The finished copy should hold every entry exactly as given, and no pictures.

***** MATERIAL SUPPLIED *****

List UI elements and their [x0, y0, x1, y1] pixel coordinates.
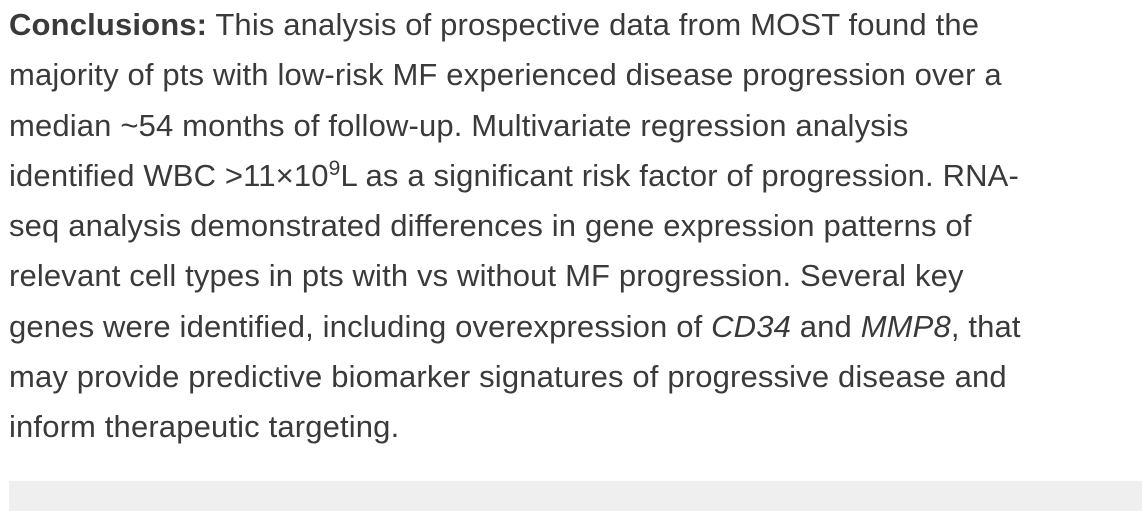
conclusions-paragraph: Conclusions: This analysis of prospectiv… [9, 0, 1137, 453]
conclusions-label: Conclusions: [9, 7, 208, 42]
text-line-2: majority of pts with low-risk MF experie… [9, 57, 1002, 93]
text-line-7: genes were identified, including overexp… [9, 302, 1137, 352]
text-line-9: inform therapeutic targeting. [9, 409, 400, 445]
text-line-3: median ~54 months of follow-up. Multivar… [9, 107, 909, 143]
text-line-8: may provide predictive biomarker signatu… [9, 359, 1007, 395]
wbc-text: identified WBC >11×10 [9, 157, 329, 193]
text-line-6: relevant cell types in pts with vs witho… [9, 258, 964, 294]
wbc-text-after: L as a significant risk factor of progre… [340, 157, 1019, 193]
exponent: 9 [328, 156, 341, 180]
genes-and: and [790, 308, 861, 344]
next-section-box [9, 481, 1142, 511]
genes-text-after: , that [950, 308, 1021, 344]
conclusions-text-start: This analysis of prospective data from M… [207, 7, 980, 42]
genes-text: genes were identified, including overexp… [9, 308, 712, 344]
text-line-5: seq analysis demonstrated differences in… [9, 208, 972, 244]
gene-cd34: CD34 [711, 308, 791, 344]
text-line-1: Conclusions: This analysis of prospectiv… [9, 0, 1137, 50]
text-line-4: identified WBC >11×109L as a significant… [9, 151, 1137, 201]
gene-mmp8: MMP8 [860, 308, 951, 344]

*****

EXERCISE SOLUTION:
List UI elements and their [x0, y0, x1, y1] pixel coordinates.
conclusions-paragraph: Conclusions: This analysis of prospectiv… [9, 0, 1137, 453]
conclusions-label: Conclusions: [9, 7, 208, 42]
text-line-2: majority of pts with low-risk MF experie… [9, 57, 1002, 93]
text-line-7: genes were identified, including overexp… [9, 302, 1137, 352]
text-line-9: inform therapeutic targeting. [9, 409, 400, 445]
text-line-3: median ~54 months of follow-up. Multivar… [9, 107, 909, 143]
text-line-8: may provide predictive biomarker signatu… [9, 359, 1007, 395]
wbc-text: identified WBC >11×10 [9, 157, 329, 193]
text-line-6: relevant cell types in pts with vs witho… [9, 258, 964, 294]
wbc-text-after: L as a significant risk factor of progre… [340, 157, 1019, 193]
exponent: 9 [328, 156, 341, 180]
genes-and: and [790, 308, 861, 344]
next-section-box [9, 481, 1142, 511]
genes-text-after: , that [950, 308, 1021, 344]
conclusions-text-start: This analysis of prospective data from M… [207, 7, 980, 42]
genes-text: genes were identified, including overexp… [9, 308, 712, 344]
text-line-5: seq analysis demonstrated differences in… [9, 208, 972, 244]
gene-cd34: CD34 [711, 308, 791, 344]
text-line-1: Conclusions: This analysis of prospectiv… [9, 0, 1137, 50]
text-line-4: identified WBC >11×109L as a significant… [9, 151, 1137, 201]
gene-mmp8: MMP8 [860, 308, 951, 344]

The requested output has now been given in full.